■ Task directions ■
Select all lines with the string "name" in them, and copy those lines.

_ _ _

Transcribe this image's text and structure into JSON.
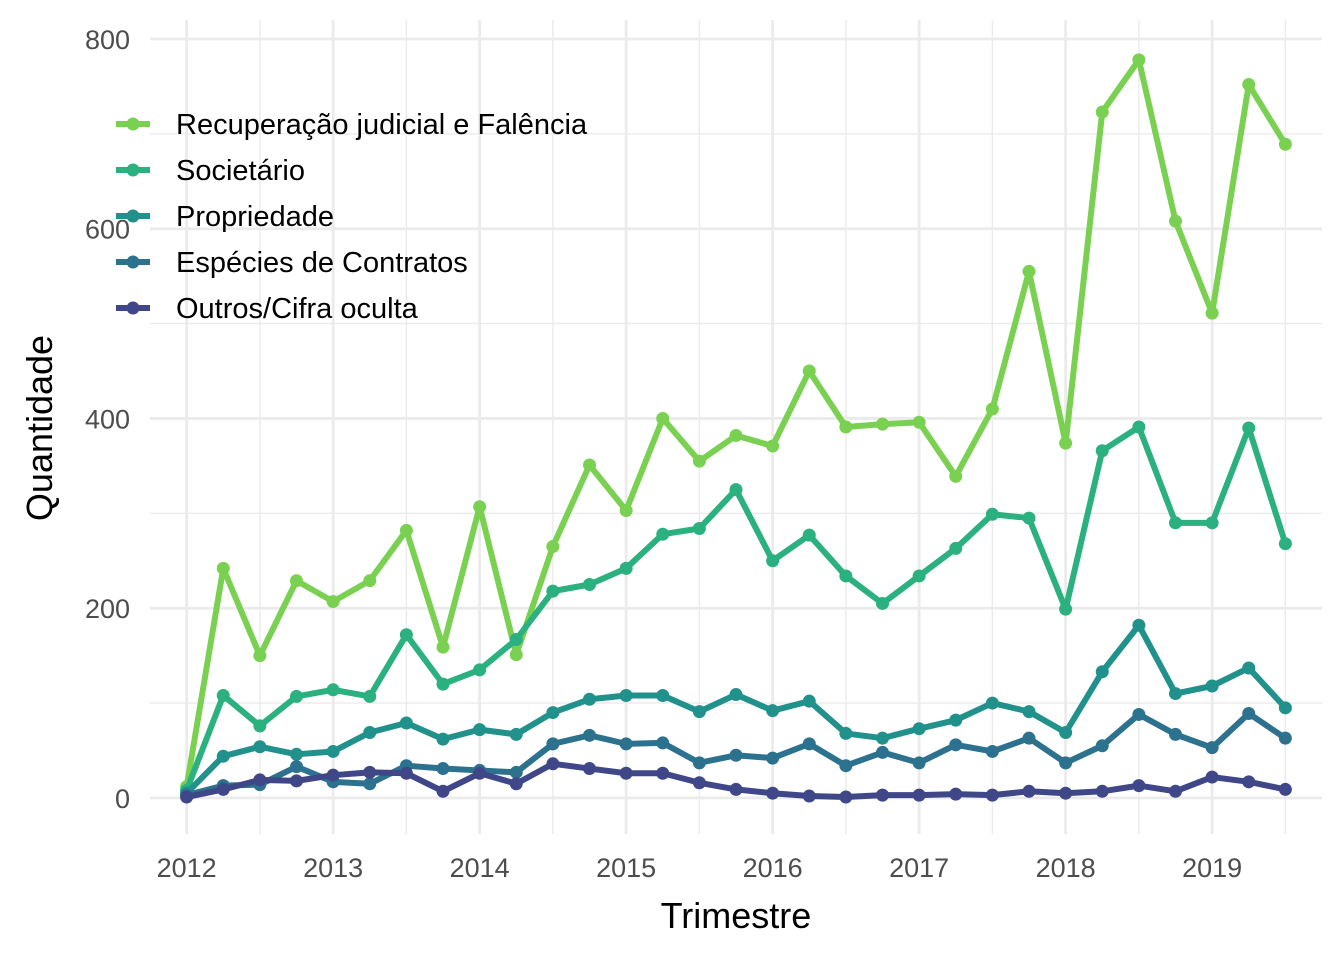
{
  "chart_data": {
    "type": "line",
    "xlabel": "Trimestre",
    "ylabel": "Quantidade",
    "x_ticks": [
      "2012",
      "2013",
      "2014",
      "2015",
      "2016",
      "2017",
      "2018",
      "2019"
    ],
    "y_ticks": [
      "0",
      "200",
      "400",
      "600",
      "800"
    ],
    "xlim": [
      2011.75,
      2019.75
    ],
    "ylim": [
      -38,
      820
    ],
    "grid": true,
    "legend_position": "top-left",
    "x": [
      2012,
      2012.25,
      2012.5,
      2012.75,
      2013,
      2013.25,
      2013.5,
      2013.75,
      2014,
      2014.25,
      2014.5,
      2014.75,
      2015,
      2015.25,
      2015.5,
      2015.75,
      2016,
      2016.25,
      2016.5,
      2016.75,
      2017,
      2017.25,
      2017.5,
      2017.75,
      2018,
      2018.25,
      2018.5,
      2018.75,
      2019,
      2019.25,
      2019.5
    ],
    "series": [
      {
        "name": "Recuperação judicial e Falência",
        "color": "#7AD151",
        "values": [
          12,
          242,
          150,
          229,
          207,
          229,
          282,
          159,
          307,
          151,
          265,
          351,
          303,
          400,
          355,
          382,
          371,
          450,
          391,
          394,
          396,
          339,
          410,
          555,
          374,
          723,
          778,
          608,
          511,
          752,
          689
        ]
      },
      {
        "name": "Societário",
        "color": "#2BB07F",
        "values": [
          8,
          108,
          76,
          107,
          114,
          107,
          172,
          120,
          135,
          167,
          218,
          225,
          242,
          278,
          284,
          325,
          250,
          277,
          234,
          205,
          234,
          263,
          299,
          295,
          199,
          366,
          391,
          290,
          290,
          390,
          268
        ]
      },
      {
        "name": "Propriedade",
        "color": "#21918C",
        "values": [
          5,
          44,
          54,
          46,
          49,
          69,
          79,
          62,
          72,
          67,
          90,
          104,
          108,
          108,
          91,
          109,
          92,
          102,
          68,
          63,
          73,
          82,
          100,
          91,
          69,
          133,
          182,
          110,
          118,
          137,
          95
        ]
      },
      {
        "name": "Espécies de Contratos",
        "color": "#2C728E",
        "values": [
          3,
          13,
          14,
          33,
          17,
          15,
          34,
          31,
          29,
          27,
          57,
          66,
          57,
          58,
          37,
          45,
          42,
          57,
          34,
          48,
          37,
          56,
          49,
          63,
          37,
          55,
          88,
          67,
          53,
          89,
          63
        ]
      },
      {
        "name": "Outros/Cifra oculta",
        "color": "#3F4788",
        "values": [
          1,
          9,
          19,
          18,
          24,
          27,
          26,
          7,
          26,
          15,
          36,
          31,
          26,
          26,
          16,
          9,
          5,
          2,
          1,
          3,
          3,
          4,
          3,
          7,
          5,
          7,
          13,
          7,
          22,
          17,
          9
        ]
      }
    ]
  }
}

_ _ _

■ Exercise answer ■
        "name": "Recuperação judicial e Falência",
        "name": "Societário",
        "name": "Propriedade",
        "name": "Espécies de Contratos",
        "name": "Outros/Cifra oculta",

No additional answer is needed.